Work to be completed
Reproduce every line in the listing that contains the word "CROSS".

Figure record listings
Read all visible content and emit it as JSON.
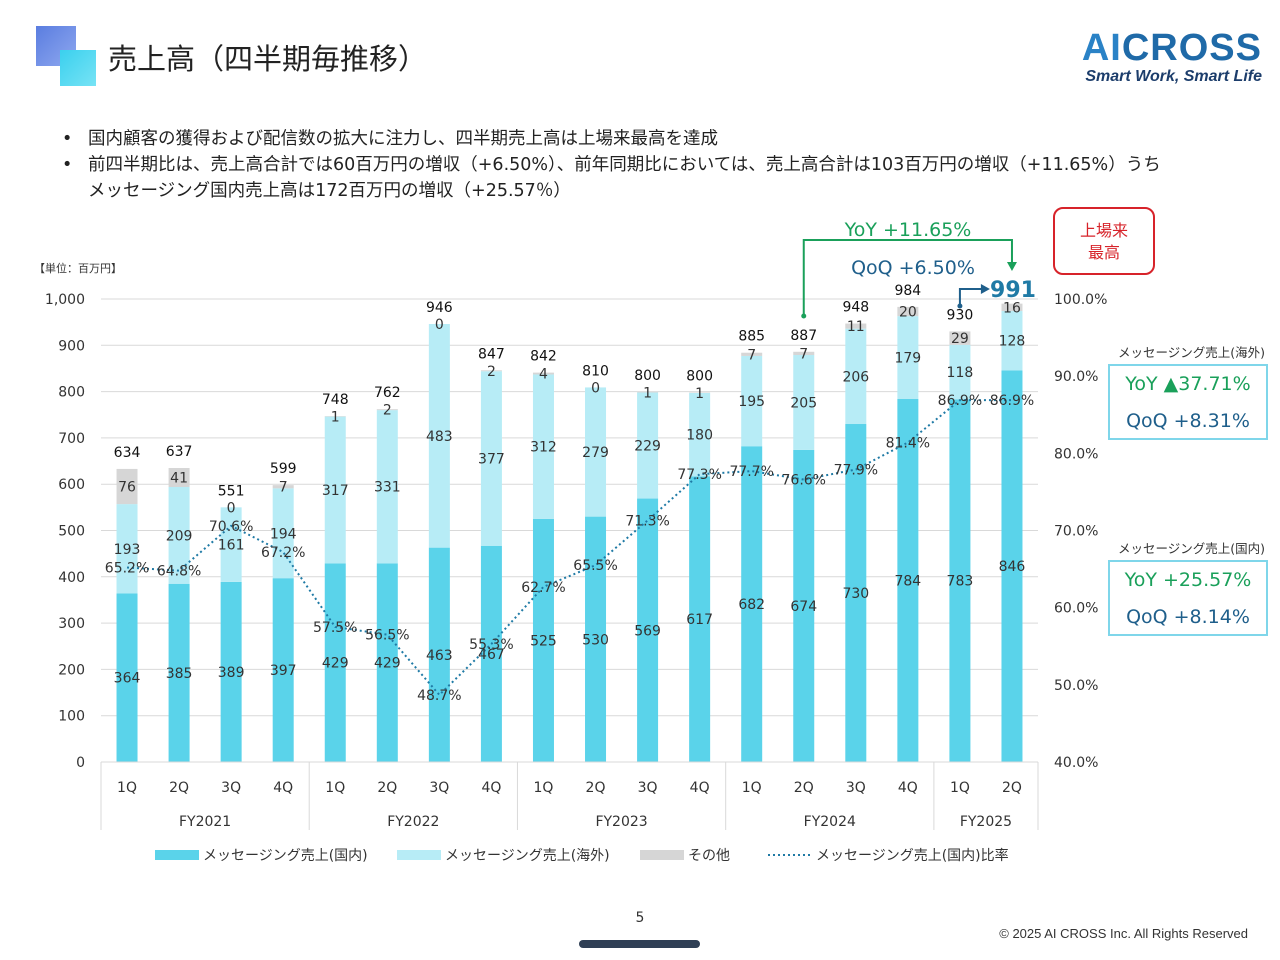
{
  "header": {
    "title": "売上高（四半期毎推移）",
    "brand_name_a": "AI",
    "brand_name_b": "CROSS",
    "brand_tagline": "Smart Work, Smart Life"
  },
  "bullets": [
    "国内顧客の獲得および配信数の拡大に注力し、四半期売上高は上場来最高を達成",
    "前四半期比は、売上高合計では60百万円の増収（+6.50%）、前年同期比においては、売上高合計は103百万円の増収（+11.65%）うちメッセージング国内売上高は172百万円の増収（+25.57％）"
  ],
  "record_badge": [
    "上場来",
    "最高"
  ],
  "callouts": {
    "yoy_total": "YoY +11.65%",
    "qoq_total": "QoQ +6.50%",
    "latest_total": "991"
  },
  "side_panels": [
    {
      "label": "メッセージング売上(海外)",
      "yoy": "YoY ▲37.71%",
      "qoq": "QoQ +8.31%"
    },
    {
      "label": "メッセージング売上(国内)",
      "yoy": "YoY +25.57%",
      "qoq": "QoQ +8.14%"
    }
  ],
  "footer": {
    "page_number": "5",
    "copyright": "© 2025 AI CROSS Inc. All Rights Reserved"
  },
  "colors": {
    "domestic": "#5ad3ea",
    "overseas": "#b7ecf6",
    "other": "#d6d6d6",
    "ratio_line": "#1f7aa5",
    "yoy": "#1aa05a",
    "qoq": "#1f5f8b",
    "record": "#d7232a"
  },
  "chart_data": {
    "type": "bar",
    "stacked": true,
    "unit_label": "【単位：百万円】",
    "categories": [
      "1Q",
      "2Q",
      "3Q",
      "4Q",
      "1Q",
      "2Q",
      "3Q",
      "4Q",
      "1Q",
      "2Q",
      "3Q",
      "4Q",
      "1Q",
      "2Q",
      "3Q",
      "4Q",
      "1Q",
      "2Q"
    ],
    "fiscal_years": [
      {
        "label": "FY2021",
        "count": 4
      },
      {
        "label": "FY2022",
        "count": 4
      },
      {
        "label": "FY2023",
        "count": 4
      },
      {
        "label": "FY2024",
        "count": 4
      },
      {
        "label": "FY2025",
        "count": 2
      }
    ],
    "series": [
      {
        "name": "メッセージング売上(国内)",
        "values": [
          364,
          385,
          389,
          397,
          429,
          429,
          463,
          467,
          525,
          530,
          569,
          617,
          682,
          674,
          730,
          784,
          783,
          846
        ]
      },
      {
        "name": "メッセージング売上(海外)",
        "values": [
          193,
          209,
          161,
          194,
          317,
          331,
          483,
          377,
          312,
          279,
          229,
          180,
          195,
          205,
          206,
          179,
          118,
          128
        ]
      },
      {
        "name": "その他",
        "values": [
          76,
          41,
          0,
          7,
          1,
          2,
          0,
          2,
          4,
          0,
          1,
          1,
          7,
          7,
          11,
          20,
          29,
          16
        ]
      }
    ],
    "totals": [
      "634",
      "637",
      "551",
      "599",
      "748",
      "762",
      "946",
      "847",
      "842",
      "810",
      "800",
      "800",
      "885",
      "887",
      "948",
      "984",
      "930",
      "991"
    ],
    "ratio_series": {
      "name": "メッセージング売上(国内)比率",
      "values": [
        65.2,
        64.8,
        70.6,
        67.2,
        57.5,
        56.5,
        48.7,
        55.3,
        62.7,
        65.5,
        71.3,
        77.3,
        77.7,
        76.6,
        77.9,
        81.4,
        86.9,
        86.9
      ]
    },
    "ylim": [
      0,
      1000
    ],
    "yticks": [
      "0",
      "100",
      "200",
      "300",
      "400",
      "500",
      "600",
      "700",
      "800",
      "900",
      "1,000"
    ],
    "y2lim": [
      40,
      100
    ],
    "y2ticks": [
      "40.0%",
      "50.0%",
      "60.0%",
      "70.0%",
      "80.0%",
      "90.0%",
      "100.0%"
    ],
    "legend_position": "bottom",
    "grid": true
  }
}
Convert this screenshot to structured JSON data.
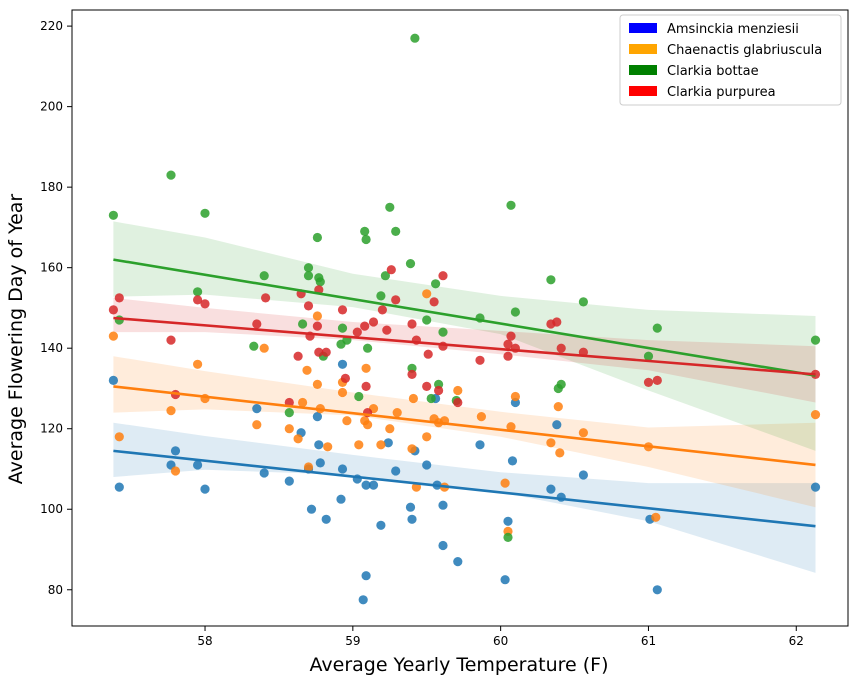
{
  "chart_data": {
    "type": "scatter",
    "xlabel": "Average Yearly Temperature (F)",
    "ylabel": "Average Flowering Day of Year",
    "xlim": [
      57.1,
      62.35
    ],
    "ylim": [
      71,
      224
    ],
    "xticks": [
      58,
      59,
      60,
      61,
      62
    ],
    "yticks": [
      80,
      100,
      120,
      140,
      160,
      180,
      200,
      220
    ],
    "grid": false,
    "legend_placement": "top-right",
    "regression": true,
    "confidence_bands": true,
    "series": [
      {
        "name": "Amsinckia menziesii",
        "color": "#1f77b4",
        "legend_color": "#0000ff",
        "fit": {
          "x": [
            57.38,
            62.13
          ],
          "y": [
            114.5,
            95.8
          ]
        },
        "band": {
          "x": [
            57.38,
            58.0,
            59.0,
            60.0,
            61.0,
            62.13
          ],
          "lower": [
            108.0,
            109.8,
            108.5,
            104.2,
            97.0,
            84.2
          ],
          "upper": [
            121.5,
            118.2,
            113.5,
            109.2,
            106.5,
            106.5
          ]
        },
        "points": [
          [
            57.38,
            132
          ],
          [
            57.42,
            105.5
          ],
          [
            57.77,
            111
          ],
          [
            57.8,
            114.5
          ],
          [
            57.95,
            111
          ],
          [
            58.0,
            105
          ],
          [
            58.35,
            125
          ],
          [
            58.4,
            109
          ],
          [
            58.57,
            107
          ],
          [
            58.65,
            119
          ],
          [
            58.7,
            110
          ],
          [
            58.72,
            100
          ],
          [
            58.76,
            123
          ],
          [
            58.77,
            116
          ],
          [
            58.78,
            111.5
          ],
          [
            58.82,
            97.5
          ],
          [
            58.93,
            136
          ],
          [
            58.92,
            102.5
          ],
          [
            58.93,
            110
          ],
          [
            59.03,
            107.5
          ],
          [
            59.07,
            77.5
          ],
          [
            59.09,
            83.5
          ],
          [
            59.09,
            106
          ],
          [
            59.14,
            106
          ],
          [
            59.19,
            96
          ],
          [
            59.24,
            116.5
          ],
          [
            59.29,
            109.5
          ],
          [
            59.39,
            100.5
          ],
          [
            59.4,
            97.5
          ],
          [
            59.42,
            114.5
          ],
          [
            59.5,
            111
          ],
          [
            59.56,
            127.5
          ],
          [
            59.57,
            106
          ],
          [
            59.61,
            101
          ],
          [
            59.61,
            91
          ],
          [
            59.71,
            87
          ],
          [
            59.86,
            116
          ],
          [
            60.03,
            82.5
          ],
          [
            60.05,
            97
          ],
          [
            60.08,
            112
          ],
          [
            60.1,
            126.5
          ],
          [
            60.34,
            105
          ],
          [
            60.38,
            121
          ],
          [
            60.41,
            103
          ],
          [
            60.56,
            108.5
          ],
          [
            61.01,
            97.5
          ],
          [
            61.06,
            80
          ],
          [
            62.13,
            105.5
          ]
        ]
      },
      {
        "name": "Chaenactis glabriuscula",
        "color": "#ff7f0e",
        "legend_color": "#ffa500",
        "fit": {
          "x": [
            57.38,
            62.13
          ],
          "y": [
            130.5,
            111.0
          ]
        },
        "band": {
          "x": [
            57.38,
            58.0,
            59.0,
            60.0,
            61.0,
            62.13
          ],
          "lower": [
            124.0,
            124.8,
            123.3,
            118.0,
            110.5,
            100.5
          ],
          "upper": [
            138.0,
            134.3,
            129.0,
            124.2,
            120.3,
            121.5
          ]
        },
        "points": [
          [
            57.38,
            143
          ],
          [
            57.42,
            118
          ],
          [
            57.77,
            124.5
          ],
          [
            57.8,
            109.5
          ],
          [
            57.95,
            136
          ],
          [
            58.0,
            127.5
          ],
          [
            58.35,
            121
          ],
          [
            58.4,
            140
          ],
          [
            58.57,
            120
          ],
          [
            58.63,
            117.5
          ],
          [
            58.66,
            126.5
          ],
          [
            58.69,
            134.5
          ],
          [
            58.7,
            110.5
          ],
          [
            58.76,
            148
          ],
          [
            58.76,
            131
          ],
          [
            58.78,
            125
          ],
          [
            58.83,
            115.5
          ],
          [
            58.93,
            129
          ],
          [
            58.93,
            131.5
          ],
          [
            58.96,
            122
          ],
          [
            59.04,
            116
          ],
          [
            59.08,
            122
          ],
          [
            59.09,
            135
          ],
          [
            59.1,
            121
          ],
          [
            59.14,
            125
          ],
          [
            59.19,
            116
          ],
          [
            59.25,
            120
          ],
          [
            59.3,
            124
          ],
          [
            59.4,
            115
          ],
          [
            59.41,
            127.5
          ],
          [
            59.43,
            105.5
          ],
          [
            59.5,
            153.5
          ],
          [
            59.5,
            118
          ],
          [
            59.55,
            122.5
          ],
          [
            59.58,
            121.5
          ],
          [
            59.62,
            105.5
          ],
          [
            59.62,
            122
          ],
          [
            59.71,
            129.5
          ],
          [
            59.87,
            123
          ],
          [
            60.03,
            106.5
          ],
          [
            60.05,
            94.5
          ],
          [
            60.07,
            120.5
          ],
          [
            60.1,
            128
          ],
          [
            60.34,
            116.5
          ],
          [
            60.39,
            125.5
          ],
          [
            60.4,
            114
          ],
          [
            60.56,
            119
          ],
          [
            61.0,
            115.5
          ],
          [
            61.05,
            98
          ],
          [
            62.13,
            123.5
          ]
        ]
      },
      {
        "name": "Clarkia bottae",
        "color": "#2ca02c",
        "legend_color": "#008000",
        "fit": {
          "x": [
            57.38,
            62.13
          ],
          "y": [
            162.0,
            133.2
          ]
        },
        "band": {
          "x": [
            57.38,
            58.0,
            59.0,
            60.0,
            61.0,
            62.13
          ],
          "lower": [
            152.8,
            153.3,
            150.2,
            143.5,
            129.5,
            114.5
          ],
          "upper": [
            171.5,
            167.5,
            158.5,
            153.0,
            149.5,
            148.0
          ]
        },
        "points": [
          [
            57.38,
            173
          ],
          [
            57.42,
            147
          ],
          [
            57.77,
            183
          ],
          [
            57.95,
            154
          ],
          [
            58.0,
            173.5
          ],
          [
            58.33,
            140.5
          ],
          [
            58.4,
            158
          ],
          [
            58.57,
            124
          ],
          [
            58.66,
            146
          ],
          [
            58.7,
            160
          ],
          [
            58.7,
            158
          ],
          [
            58.76,
            167.5
          ],
          [
            58.77,
            157.5
          ],
          [
            58.78,
            156.5
          ],
          [
            58.8,
            138
          ],
          [
            58.92,
            141
          ],
          [
            58.93,
            145
          ],
          [
            58.96,
            142
          ],
          [
            59.04,
            128
          ],
          [
            59.08,
            169
          ],
          [
            59.09,
            167
          ],
          [
            59.1,
            140
          ],
          [
            59.19,
            153
          ],
          [
            59.22,
            158
          ],
          [
            59.25,
            175
          ],
          [
            59.29,
            169
          ],
          [
            59.39,
            161
          ],
          [
            59.4,
            135
          ],
          [
            59.42,
            217
          ],
          [
            59.5,
            147
          ],
          [
            59.53,
            127.5
          ],
          [
            59.56,
            156
          ],
          [
            59.58,
            131
          ],
          [
            59.61,
            144
          ],
          [
            59.7,
            127
          ],
          [
            59.86,
            147.5
          ],
          [
            60.05,
            93
          ],
          [
            60.07,
            175.5
          ],
          [
            60.1,
            149
          ],
          [
            60.34,
            157
          ],
          [
            60.39,
            130
          ],
          [
            60.41,
            131
          ],
          [
            60.56,
            151.5
          ],
          [
            61.0,
            138
          ],
          [
            61.06,
            145
          ],
          [
            62.13,
            142
          ]
        ]
      },
      {
        "name": "Clarkia purpurea",
        "color": "#d62728",
        "legend_color": "#ff0000",
        "fit": {
          "x": [
            57.38,
            62.13
          ],
          "y": [
            147.5,
            133.5
          ]
        },
        "band": {
          "x": [
            57.38,
            58.0,
            59.0,
            60.0,
            61.0,
            62.13
          ],
          "lower": [
            144.0,
            144.0,
            142.0,
            138.5,
            134.5,
            126.5
          ],
          "upper": [
            152.5,
            150.0,
            146.5,
            144.3,
            142.0,
            140.5
          ]
        },
        "points": [
          [
            57.38,
            149.5
          ],
          [
            57.42,
            152.5
          ],
          [
            57.77,
            142
          ],
          [
            57.8,
            128.5
          ],
          [
            57.95,
            152
          ],
          [
            58.0,
            151
          ],
          [
            58.35,
            146
          ],
          [
            58.41,
            152.5
          ],
          [
            58.57,
            126.5
          ],
          [
            58.63,
            138
          ],
          [
            58.65,
            153.5
          ],
          [
            58.7,
            150.5
          ],
          [
            58.71,
            143
          ],
          [
            58.76,
            145.5
          ],
          [
            58.77,
            139
          ],
          [
            58.77,
            154.5
          ],
          [
            58.82,
            139
          ],
          [
            58.93,
            149.5
          ],
          [
            58.95,
            132.5
          ],
          [
            59.03,
            144
          ],
          [
            59.08,
            145.5
          ],
          [
            59.09,
            130.5
          ],
          [
            59.1,
            124
          ],
          [
            59.14,
            146.5
          ],
          [
            59.2,
            149.5
          ],
          [
            59.23,
            144.5
          ],
          [
            59.26,
            159.5
          ],
          [
            59.29,
            152
          ],
          [
            59.4,
            146
          ],
          [
            59.4,
            133.5
          ],
          [
            59.43,
            142
          ],
          [
            59.5,
            130.5
          ],
          [
            59.51,
            138.5
          ],
          [
            59.55,
            151.5
          ],
          [
            59.58,
            129.5
          ],
          [
            59.61,
            158
          ],
          [
            59.61,
            140.5
          ],
          [
            59.71,
            126.5
          ],
          [
            59.86,
            137
          ],
          [
            60.05,
            141
          ],
          [
            60.05,
            138
          ],
          [
            60.07,
            143
          ],
          [
            60.1,
            140
          ],
          [
            60.34,
            146
          ],
          [
            60.38,
            146.5
          ],
          [
            60.41,
            140
          ],
          [
            60.56,
            139
          ],
          [
            61.0,
            131.5
          ],
          [
            61.06,
            132
          ],
          [
            62.13,
            133.5
          ]
        ]
      }
    ]
  }
}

The answer
    "brand_name_b": "CROSS",
    "copyright": "© 2025 AI CROSS Inc. All Rights Reserved"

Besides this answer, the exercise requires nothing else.